_EXERCISE MATERIAL:_
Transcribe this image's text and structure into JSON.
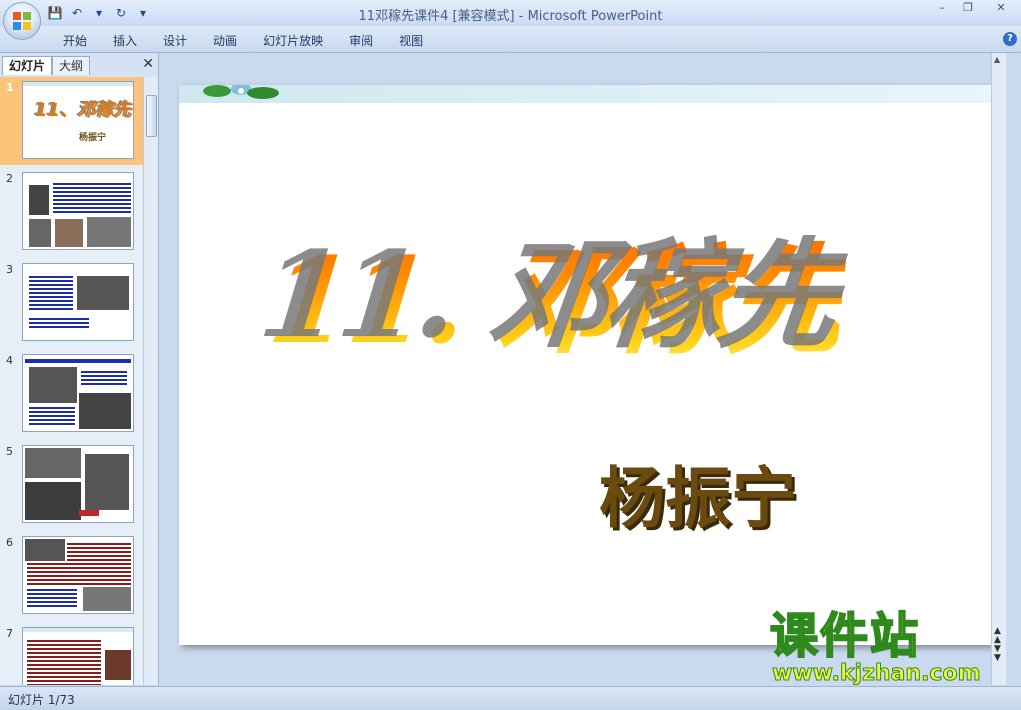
{
  "window": {
    "title": "11邓稼先课件4 [兼容模式] - Microsoft PowerPoint",
    "controls": {
      "minimize": "–",
      "restore": "❐",
      "close": "✕"
    }
  },
  "quick_access": [
    {
      "icon": "save-icon",
      "glyph": "💾"
    },
    {
      "icon": "undo-icon",
      "glyph": "↶"
    },
    {
      "icon": "dropdown-icon",
      "glyph": "▾"
    },
    {
      "icon": "redo-icon",
      "glyph": "↻"
    },
    {
      "icon": "customize-icon",
      "glyph": "▾"
    }
  ],
  "ribbon": {
    "tabs": [
      "开始",
      "插入",
      "设计",
      "动画",
      "幻灯片放映",
      "审阅",
      "视图"
    ],
    "help": "?"
  },
  "left_pane": {
    "tabs": [
      "幻灯片",
      "大纲"
    ],
    "close": "✕",
    "slides": [
      {
        "num": "1",
        "selected": true
      },
      {
        "num": "2"
      },
      {
        "num": "3"
      },
      {
        "num": "4"
      },
      {
        "num": "5"
      },
      {
        "num": "6"
      },
      {
        "num": "7"
      }
    ],
    "thumb1": {
      "title": "11、邓稼先",
      "author": "杨振宁"
    }
  },
  "slide": {
    "title": "11. 邓稼先",
    "author": "杨振宁"
  },
  "watermark": {
    "brand": "课件站",
    "url": "www.kjzhan.com"
  },
  "status": {
    "slide_counter": "幻灯片 1/73"
  }
}
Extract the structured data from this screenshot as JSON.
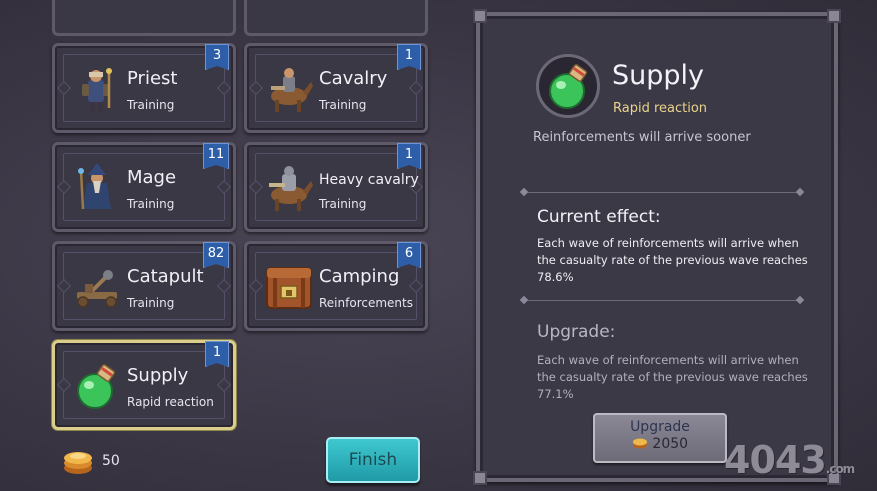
{
  "units": [
    {
      "name": "Priest",
      "sub": "Training",
      "count": "3",
      "art": "priest-icon"
    },
    {
      "name": "Cavalry",
      "sub": "Training",
      "count": "1",
      "art": "cavalry-icon"
    },
    {
      "name": "Mage",
      "sub": "Training",
      "count": "11",
      "art": "mage-icon"
    },
    {
      "name": "Heavy cavalry",
      "sub": "Training",
      "count": "1",
      "art": "heavy-cavalry-icon"
    },
    {
      "name": "Catapult",
      "sub": "Training",
      "count": "82",
      "art": "catapult-icon"
    },
    {
      "name": "Camping",
      "sub": "Reinforcements",
      "count": "6",
      "art": "camping-chest-icon"
    },
    {
      "name": "Supply",
      "sub": "Rapid reaction",
      "count": "1",
      "art": "potion-icon"
    }
  ],
  "gold": {
    "amount": "50",
    "icon": "coin-stack-icon"
  },
  "finish_label": "Finish",
  "detail": {
    "title": "Supply",
    "subtitle": "Rapid reaction",
    "description": "Reinforcements will arrive sooner",
    "current_heading": "Current effect:",
    "current_text": "Each wave of reinforcements will arrive when the casualty rate of the previous wave reaches 78.6%",
    "upgrade_heading": "Upgrade:",
    "upgrade_text": "Each wave of reinforcements will arrive when the casualty rate of the previous wave reaches 77.1%",
    "upgrade_button": "Upgrade",
    "upgrade_cost": "2050"
  },
  "watermark": {
    "main": "4043",
    "suffix": ".com"
  },
  "colors": {
    "accent_blue": "#2f5ea8",
    "selected_border": "#d9cf8a",
    "finish": "#2fb4bd",
    "subtitle_yellow": "#e9d38a"
  }
}
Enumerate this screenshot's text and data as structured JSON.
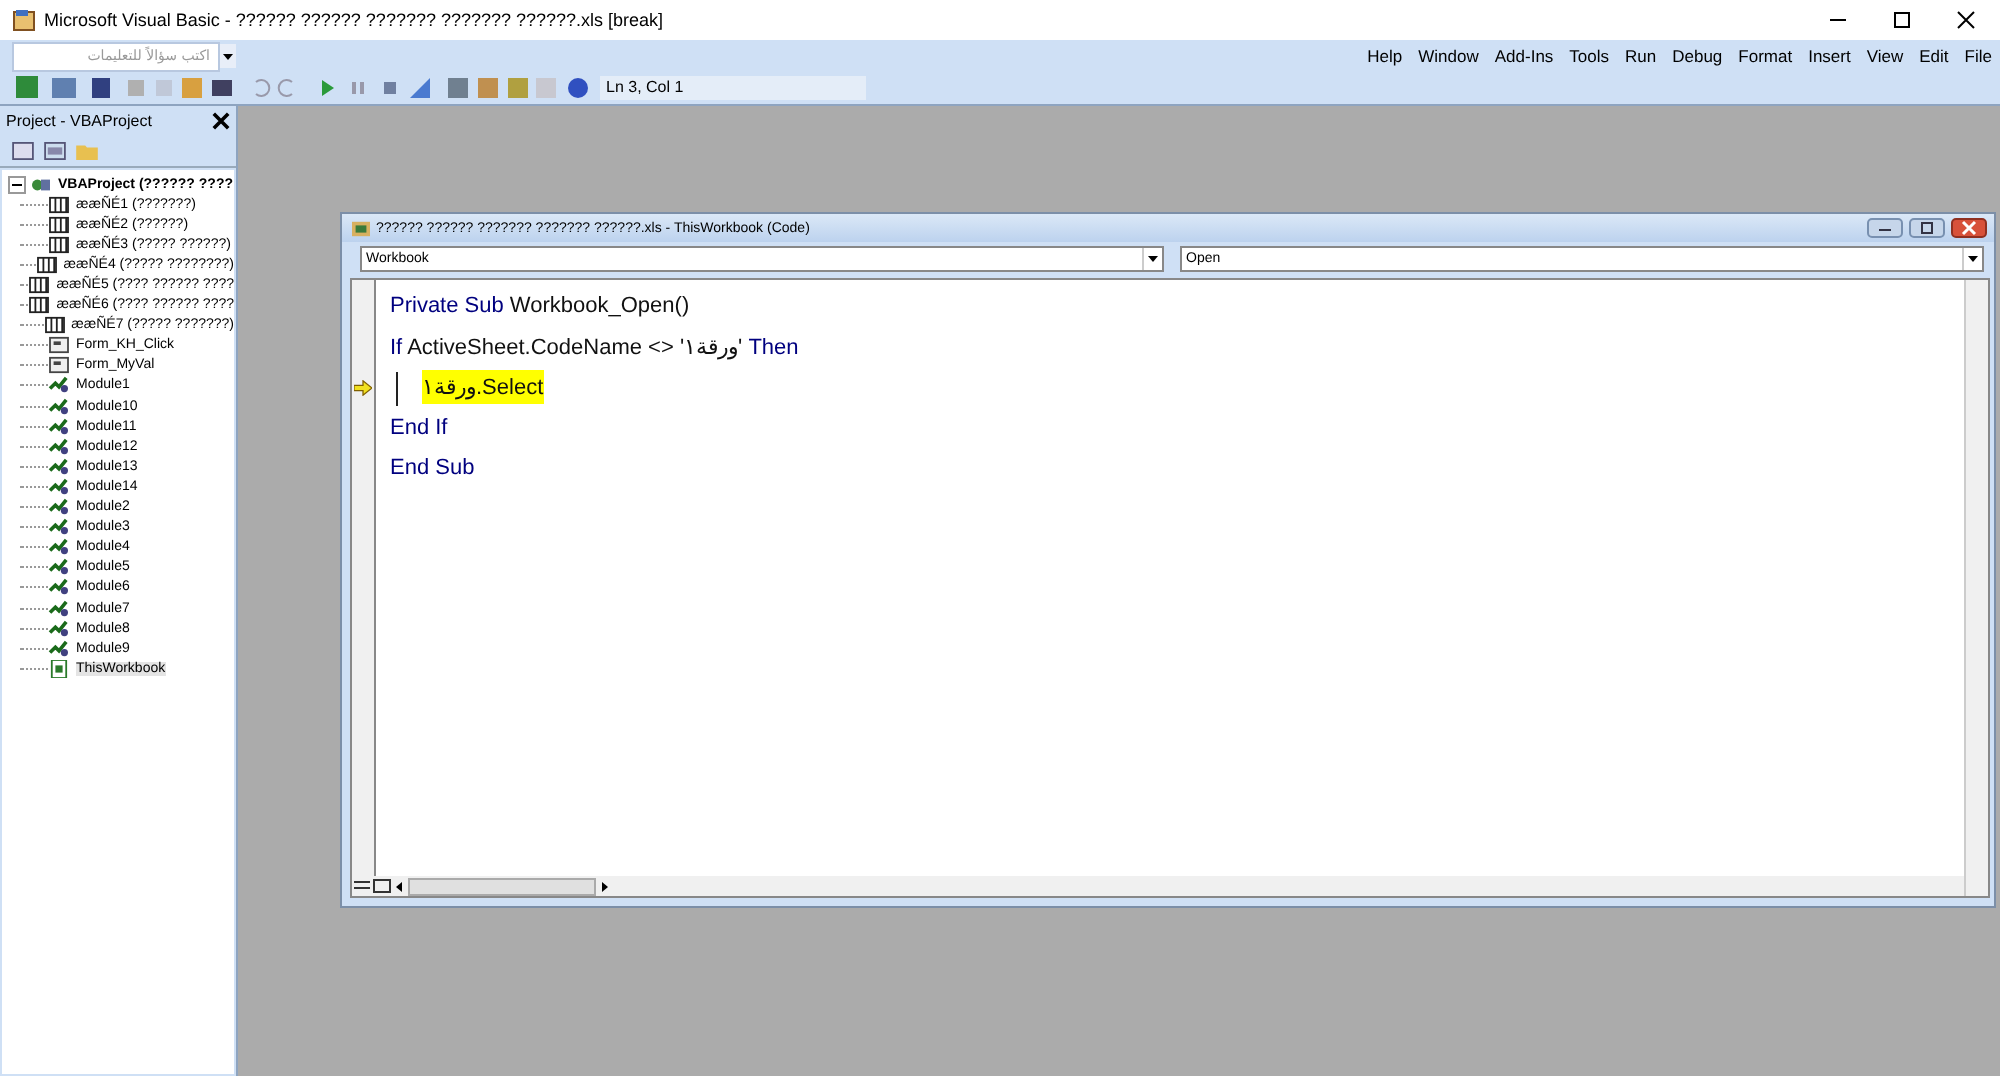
{
  "window": {
    "title": "Microsoft Visual Basic - ?????? ?????? ??????? ??????? ??????.xls [break]"
  },
  "question_box": {
    "placeholder": "اكتب سؤالاً للتعليمات"
  },
  "menu": [
    "Help",
    "Window",
    "Add-Ins",
    "Tools",
    "Run",
    "Debug",
    "Format",
    "Insert",
    "View",
    "Edit",
    "File"
  ],
  "toolbar": {
    "position": "Ln 3, Col 1"
  },
  "project_pane": {
    "title": "Project - VBAProject",
    "tree": [
      {
        "label": "VBAProject (?????? ????",
        "kind": "project",
        "expanded": true,
        "children": [
          {
            "label": "ææÑÉ1 (???????)",
            "kind": "sheet",
            "selected": false
          },
          {
            "label": "ææÑÉ2 (??????)",
            "kind": "sheet",
            "selected": false
          },
          {
            "label": "ææÑÉ3 (????? ??????)",
            "kind": "sheet",
            "selected": false
          },
          {
            "label": "ææÑÉ4 (????? ????????)",
            "kind": "sheet",
            "selected": false
          },
          {
            "label": "ææÑÉ5 (???? ?????? ????",
            "kind": "sheet",
            "selected": false
          },
          {
            "label": "ææÑÉ6 (???? ?????? ????",
            "kind": "sheet",
            "selected": false
          },
          {
            "label": "ææÑÉ7 (????? ???????)",
            "kind": "sheet",
            "selected": false
          },
          {
            "label": "Form_KH_Click",
            "kind": "form",
            "selected": false
          },
          {
            "label": "Form_MyVal",
            "kind": "form",
            "selected": false
          },
          {
            "label": "Module1",
            "kind": "module",
            "selected": false
          },
          {
            "label": "Module10",
            "kind": "module",
            "selected": false
          },
          {
            "label": "Module11",
            "kind": "module",
            "selected": false
          },
          {
            "label": "Module12",
            "kind": "module",
            "selected": false
          },
          {
            "label": "Module13",
            "kind": "module",
            "selected": false
          },
          {
            "label": "Module14",
            "kind": "module",
            "selected": false
          },
          {
            "label": "Module2",
            "kind": "module",
            "selected": false
          },
          {
            "label": "Module3",
            "kind": "module",
            "selected": false
          },
          {
            "label": "Module4",
            "kind": "module",
            "selected": false
          },
          {
            "label": "Module5",
            "kind": "module",
            "selected": false
          },
          {
            "label": "Module6",
            "kind": "module",
            "selected": false
          },
          {
            "label": "Module7",
            "kind": "module",
            "selected": false
          },
          {
            "label": "Module8",
            "kind": "module",
            "selected": false
          },
          {
            "label": "Module9",
            "kind": "module",
            "selected": false
          },
          {
            "label": "ThisWorkbook",
            "kind": "workbook",
            "selected": true
          }
        ]
      }
    ]
  },
  "code_window": {
    "title": "?????? ?????? ??????? ??????? ??????.xls - ThisWorkbook (Code)",
    "object_box": "Workbook",
    "procedure_box": "Open",
    "lines": [
      {
        "tokens": [
          {
            "kind": "keyword",
            "text": "Private Sub"
          },
          {
            "kind": "plain",
            "text": " Workbook_Open()"
          }
        ]
      },
      {
        "tokens": [
          {
            "kind": "keyword",
            "text": "If"
          },
          {
            "kind": "plain",
            "text": " ActiveSheet.CodeName <> "
          },
          {
            "kind": "plain",
            "text": "'ورقة١'"
          },
          {
            "kind": "keyword",
            "text": " Then"
          }
        ],
        "children": [
          {
            "tokens": [
              {
                "kind": "plain",
                "text": "ورقة١.Select"
              }
            ],
            "execution_point": true,
            "cursor": true
          }
        ]
      },
      {
        "tokens": [
          {
            "kind": "keyword",
            "text": "End If"
          }
        ]
      },
      {
        "tokens": [
          {
            "kind": "keyword",
            "text": "End Sub"
          }
        ]
      }
    ]
  }
}
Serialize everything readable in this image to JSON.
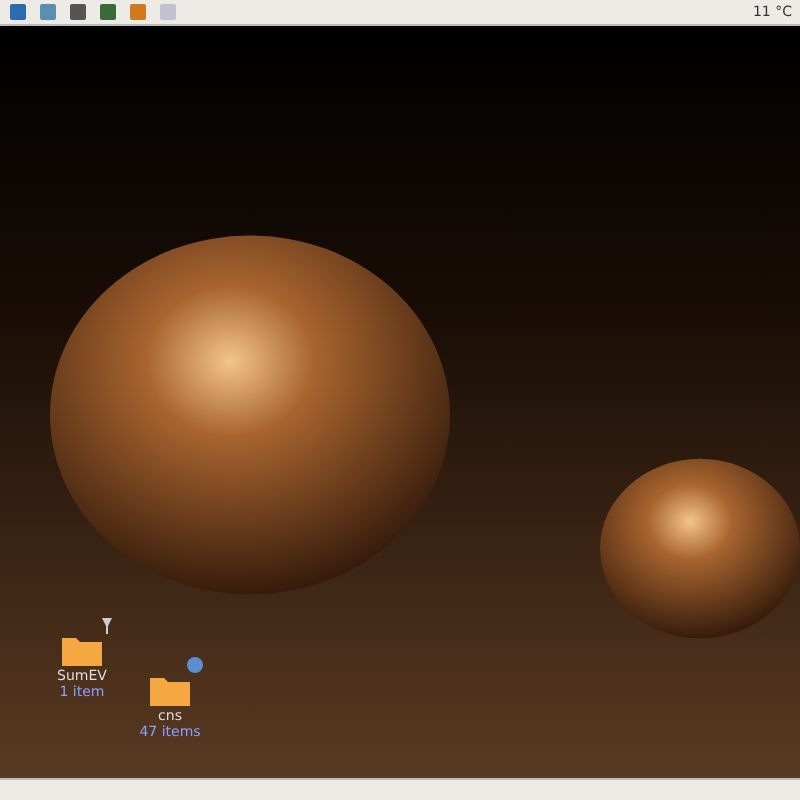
{
  "top_panel": {
    "weather": "11 °C"
  },
  "desktop_icons": [
    {
      "name": "SumEV",
      "detail": "1 item"
    },
    {
      "name": "cns",
      "detail": "47 items"
    }
  ]
}
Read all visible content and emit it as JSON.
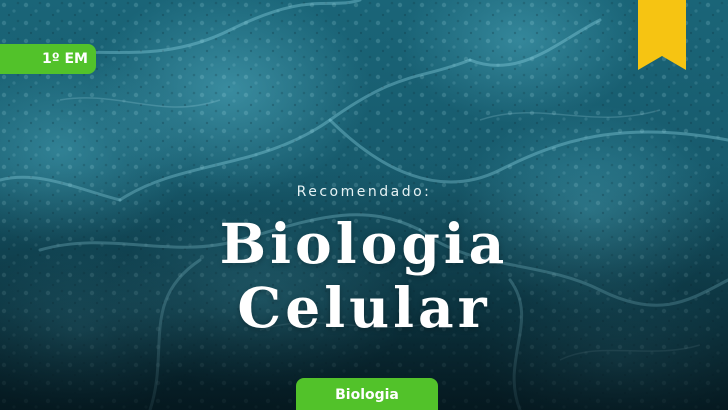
{
  "card": {
    "grade_badge": "1º EM",
    "eyebrow": "Recomendado:",
    "title_line1": "Biologia",
    "title_line2": "Celular",
    "subject_badge": "Biologia"
  },
  "colors": {
    "accent_green": "#52c22a",
    "bookmark_yellow": "#f6c412",
    "background_teal": "#175a6c"
  },
  "icons": {
    "bookmark": "bookmark-icon"
  }
}
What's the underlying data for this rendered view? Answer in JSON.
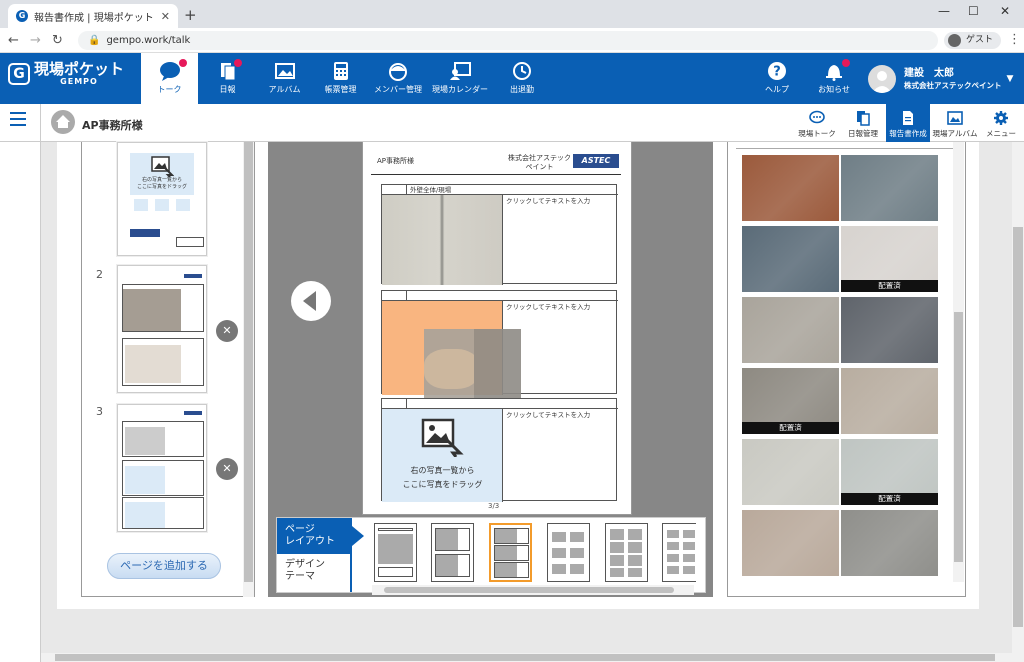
{
  "browser": {
    "tab_title": "報告書作成 | 現場ポケット",
    "url": "gempo.work/talk",
    "profile": "ゲスト"
  },
  "app": {
    "logo_name": "現場ポケット",
    "logo_sub": "GEMPO",
    "nav": [
      {
        "label": "トーク",
        "icon": "chat-icon",
        "active": true,
        "dot": true
      },
      {
        "label": "日報",
        "icon": "report-icon",
        "dot": true
      },
      {
        "label": "アルバム",
        "icon": "album-icon"
      },
      {
        "label": "帳票管理",
        "icon": "calculator-icon"
      },
      {
        "label": "メンバー管理",
        "icon": "helmet-icon"
      },
      {
        "label": "現場カレンダー",
        "icon": "calendar-person-icon"
      },
      {
        "label": "出退勤",
        "icon": "clock-icon"
      },
      {
        "label": "ヘルプ",
        "icon": "help-icon"
      },
      {
        "label": "お知らせ",
        "icon": "bell-icon",
        "dot": true
      }
    ],
    "user_name": "建設　太郎",
    "user_company": "株式会社アステックペイント"
  },
  "subheader": {
    "office": "AP事務所様",
    "nav": [
      {
        "label": "現場トーク",
        "icon": "chat-icon"
      },
      {
        "label": "日報管理",
        "icon": "report-icon"
      },
      {
        "label": "報告書作成",
        "icon": "document-icon",
        "active": true
      },
      {
        "label": "現場アルバム",
        "icon": "album-icon"
      },
      {
        "label": "メニュー",
        "icon": "gear-icon"
      }
    ]
  },
  "thumbnails": {
    "page1_drop_text": "右の写真一覧から\nここに写真をドラッグ",
    "pages": [
      "2",
      "3"
    ],
    "add_page": "ページを追加する"
  },
  "sheet": {
    "header_left": "AP事務所様",
    "header_company": "株式会社アステック\nペイント",
    "brand": "ASTEC",
    "block1_caption": "外壁全体/現場",
    "text_placeholder": "クリックしてテキストを入力",
    "drop_line1": "右の写真一覧から",
    "drop_line2": "ここに写真をドラッグ",
    "pager": "3/3"
  },
  "layout_panel": {
    "tab_page": "ページ\nレイアウト",
    "tab_design": "デザイン\nテーマ"
  },
  "photos": {
    "badge": "配置済",
    "tiles": [
      {
        "color": "#9b5a3c",
        "badge": false
      },
      {
        "color": "#6f7e86",
        "badge": false
      },
      {
        "color": "#5a6b78",
        "badge": false
      },
      {
        "color": "#d7d3cf",
        "badge": true
      },
      {
        "color": "#a9a49b",
        "badge": false
      },
      {
        "color": "#5f646b",
        "badge": false
      },
      {
        "color": "#8e8a82",
        "badge": true
      },
      {
        "color": "#b8ada0",
        "badge": false
      },
      {
        "color": "#c9c9c2",
        "badge": false
      },
      {
        "color": "#bfc5c2",
        "badge": true
      },
      {
        "color": "#b9a99b",
        "badge": false
      },
      {
        "color": "#8f8f8b",
        "badge": false
      }
    ]
  }
}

_TASK TO CARRY OUT:_
Which lines of the data include "reaches"? Copy each of them.

_EXERCISE ANSWER:_
    "current_text": "Each wave of reinforcements will arrive when the casualty rate of the previous wave reaches 78.6%",
    "upgrade_text": "Each wave of reinforcements will arrive when the casualty rate of the previous wave reaches 77.1%",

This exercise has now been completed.